── Data to process ──

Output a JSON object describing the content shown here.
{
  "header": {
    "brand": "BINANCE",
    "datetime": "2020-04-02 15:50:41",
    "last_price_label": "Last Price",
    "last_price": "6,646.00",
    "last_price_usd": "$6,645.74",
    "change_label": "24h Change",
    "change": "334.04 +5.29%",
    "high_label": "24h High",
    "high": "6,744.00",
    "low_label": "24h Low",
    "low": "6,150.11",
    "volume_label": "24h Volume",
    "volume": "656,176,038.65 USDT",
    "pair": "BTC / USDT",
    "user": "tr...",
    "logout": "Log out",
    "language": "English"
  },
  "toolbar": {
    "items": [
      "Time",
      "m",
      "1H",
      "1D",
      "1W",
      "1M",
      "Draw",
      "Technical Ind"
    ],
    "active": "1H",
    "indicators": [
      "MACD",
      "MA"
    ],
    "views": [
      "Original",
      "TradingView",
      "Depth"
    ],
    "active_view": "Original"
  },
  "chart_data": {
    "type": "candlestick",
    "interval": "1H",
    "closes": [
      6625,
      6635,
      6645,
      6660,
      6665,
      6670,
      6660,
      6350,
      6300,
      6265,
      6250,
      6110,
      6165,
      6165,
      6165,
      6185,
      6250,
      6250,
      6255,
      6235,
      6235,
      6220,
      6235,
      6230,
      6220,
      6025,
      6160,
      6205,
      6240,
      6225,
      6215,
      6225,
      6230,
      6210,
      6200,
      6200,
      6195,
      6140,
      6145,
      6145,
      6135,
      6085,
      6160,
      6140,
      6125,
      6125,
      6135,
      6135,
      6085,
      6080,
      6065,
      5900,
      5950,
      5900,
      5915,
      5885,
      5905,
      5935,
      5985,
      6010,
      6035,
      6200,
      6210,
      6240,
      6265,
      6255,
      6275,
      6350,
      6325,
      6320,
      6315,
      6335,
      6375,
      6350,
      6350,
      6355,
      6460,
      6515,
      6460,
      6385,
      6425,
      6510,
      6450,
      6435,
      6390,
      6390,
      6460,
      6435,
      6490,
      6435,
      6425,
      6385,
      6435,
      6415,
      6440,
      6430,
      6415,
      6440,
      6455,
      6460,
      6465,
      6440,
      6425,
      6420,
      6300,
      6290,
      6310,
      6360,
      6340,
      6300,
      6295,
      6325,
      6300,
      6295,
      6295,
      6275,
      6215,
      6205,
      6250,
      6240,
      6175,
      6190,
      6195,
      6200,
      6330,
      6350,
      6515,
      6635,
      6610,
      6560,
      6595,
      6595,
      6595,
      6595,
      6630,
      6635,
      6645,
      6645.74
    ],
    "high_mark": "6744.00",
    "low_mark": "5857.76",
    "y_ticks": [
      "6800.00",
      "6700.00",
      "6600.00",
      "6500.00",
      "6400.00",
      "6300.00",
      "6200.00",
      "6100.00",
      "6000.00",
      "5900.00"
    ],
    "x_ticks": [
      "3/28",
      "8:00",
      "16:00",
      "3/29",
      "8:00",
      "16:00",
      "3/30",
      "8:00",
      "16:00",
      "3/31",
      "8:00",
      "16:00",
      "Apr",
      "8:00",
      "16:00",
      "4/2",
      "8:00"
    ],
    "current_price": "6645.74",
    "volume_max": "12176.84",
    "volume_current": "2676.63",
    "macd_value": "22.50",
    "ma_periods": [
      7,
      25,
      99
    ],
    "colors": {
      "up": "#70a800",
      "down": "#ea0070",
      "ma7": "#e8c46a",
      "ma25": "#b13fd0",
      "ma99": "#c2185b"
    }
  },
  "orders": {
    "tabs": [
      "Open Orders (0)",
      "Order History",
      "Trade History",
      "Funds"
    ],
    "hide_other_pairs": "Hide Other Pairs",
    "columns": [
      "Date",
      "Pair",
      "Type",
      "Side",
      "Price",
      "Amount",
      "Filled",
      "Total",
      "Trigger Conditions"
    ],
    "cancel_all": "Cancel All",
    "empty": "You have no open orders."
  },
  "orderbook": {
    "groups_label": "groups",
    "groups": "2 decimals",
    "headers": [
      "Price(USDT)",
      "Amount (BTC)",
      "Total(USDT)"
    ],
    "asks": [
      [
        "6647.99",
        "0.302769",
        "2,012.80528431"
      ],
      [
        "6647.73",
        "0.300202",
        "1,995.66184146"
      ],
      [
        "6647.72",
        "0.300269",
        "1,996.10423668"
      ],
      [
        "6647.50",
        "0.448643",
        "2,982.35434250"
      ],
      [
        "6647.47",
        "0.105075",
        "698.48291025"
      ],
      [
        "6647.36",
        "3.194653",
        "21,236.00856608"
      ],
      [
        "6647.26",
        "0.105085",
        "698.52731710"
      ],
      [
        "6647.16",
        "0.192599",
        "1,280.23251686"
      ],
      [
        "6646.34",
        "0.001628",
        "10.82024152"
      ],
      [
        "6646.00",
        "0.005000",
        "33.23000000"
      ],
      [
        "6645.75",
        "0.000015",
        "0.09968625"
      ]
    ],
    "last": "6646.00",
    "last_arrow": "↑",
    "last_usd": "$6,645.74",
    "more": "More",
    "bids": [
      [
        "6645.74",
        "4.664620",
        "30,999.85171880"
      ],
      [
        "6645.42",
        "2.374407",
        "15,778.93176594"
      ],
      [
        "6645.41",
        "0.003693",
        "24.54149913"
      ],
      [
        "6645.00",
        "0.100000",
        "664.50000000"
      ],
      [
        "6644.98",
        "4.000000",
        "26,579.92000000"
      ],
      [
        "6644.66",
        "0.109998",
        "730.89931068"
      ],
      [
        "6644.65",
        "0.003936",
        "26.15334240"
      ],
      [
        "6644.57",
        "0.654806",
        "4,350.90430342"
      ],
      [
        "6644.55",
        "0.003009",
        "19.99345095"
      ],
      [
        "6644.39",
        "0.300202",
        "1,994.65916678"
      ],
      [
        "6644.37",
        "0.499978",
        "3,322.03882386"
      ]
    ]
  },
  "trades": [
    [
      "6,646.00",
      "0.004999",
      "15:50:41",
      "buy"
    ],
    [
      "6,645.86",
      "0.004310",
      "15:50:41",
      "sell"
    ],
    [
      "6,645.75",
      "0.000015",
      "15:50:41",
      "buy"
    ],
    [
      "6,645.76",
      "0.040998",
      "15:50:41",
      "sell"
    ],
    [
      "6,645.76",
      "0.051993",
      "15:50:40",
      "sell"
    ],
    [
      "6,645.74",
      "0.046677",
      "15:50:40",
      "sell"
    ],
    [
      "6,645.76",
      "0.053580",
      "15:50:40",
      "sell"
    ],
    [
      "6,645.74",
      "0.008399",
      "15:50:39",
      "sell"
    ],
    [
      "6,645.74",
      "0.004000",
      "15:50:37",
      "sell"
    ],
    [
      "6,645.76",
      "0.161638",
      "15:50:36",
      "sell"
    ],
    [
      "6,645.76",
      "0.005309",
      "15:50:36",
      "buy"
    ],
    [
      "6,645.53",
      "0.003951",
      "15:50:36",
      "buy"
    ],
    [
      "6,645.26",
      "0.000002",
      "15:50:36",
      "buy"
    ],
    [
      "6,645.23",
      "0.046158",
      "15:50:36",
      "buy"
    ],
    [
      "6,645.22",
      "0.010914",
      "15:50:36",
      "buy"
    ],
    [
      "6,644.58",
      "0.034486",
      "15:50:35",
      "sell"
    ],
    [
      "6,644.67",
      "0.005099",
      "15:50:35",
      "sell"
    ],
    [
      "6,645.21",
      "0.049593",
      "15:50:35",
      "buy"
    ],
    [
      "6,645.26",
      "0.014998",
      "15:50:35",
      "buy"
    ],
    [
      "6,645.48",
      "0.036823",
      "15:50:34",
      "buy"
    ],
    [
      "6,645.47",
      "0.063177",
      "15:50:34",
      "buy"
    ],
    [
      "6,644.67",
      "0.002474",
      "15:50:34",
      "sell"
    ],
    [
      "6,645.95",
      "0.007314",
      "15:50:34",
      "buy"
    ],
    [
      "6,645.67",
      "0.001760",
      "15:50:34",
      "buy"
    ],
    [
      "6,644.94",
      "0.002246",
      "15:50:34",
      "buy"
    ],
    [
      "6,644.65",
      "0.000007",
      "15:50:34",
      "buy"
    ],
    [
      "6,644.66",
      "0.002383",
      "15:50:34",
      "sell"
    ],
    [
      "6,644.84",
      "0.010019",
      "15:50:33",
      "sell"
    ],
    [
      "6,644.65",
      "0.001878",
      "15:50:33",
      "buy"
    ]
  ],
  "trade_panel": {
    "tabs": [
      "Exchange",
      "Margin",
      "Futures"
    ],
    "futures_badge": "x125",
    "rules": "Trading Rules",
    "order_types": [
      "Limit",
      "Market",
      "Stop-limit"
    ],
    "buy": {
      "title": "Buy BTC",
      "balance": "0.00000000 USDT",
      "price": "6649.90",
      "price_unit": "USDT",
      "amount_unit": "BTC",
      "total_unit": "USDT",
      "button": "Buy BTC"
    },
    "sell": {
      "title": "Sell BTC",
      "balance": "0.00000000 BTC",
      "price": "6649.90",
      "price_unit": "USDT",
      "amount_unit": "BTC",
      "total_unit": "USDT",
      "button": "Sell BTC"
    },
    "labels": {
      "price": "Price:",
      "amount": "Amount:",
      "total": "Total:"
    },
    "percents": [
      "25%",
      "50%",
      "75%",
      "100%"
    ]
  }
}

───

> **Given task**: Some lines of the records may hold the word "groups". How many do? Answer with a number and nothing else.

> **Correct response**: 2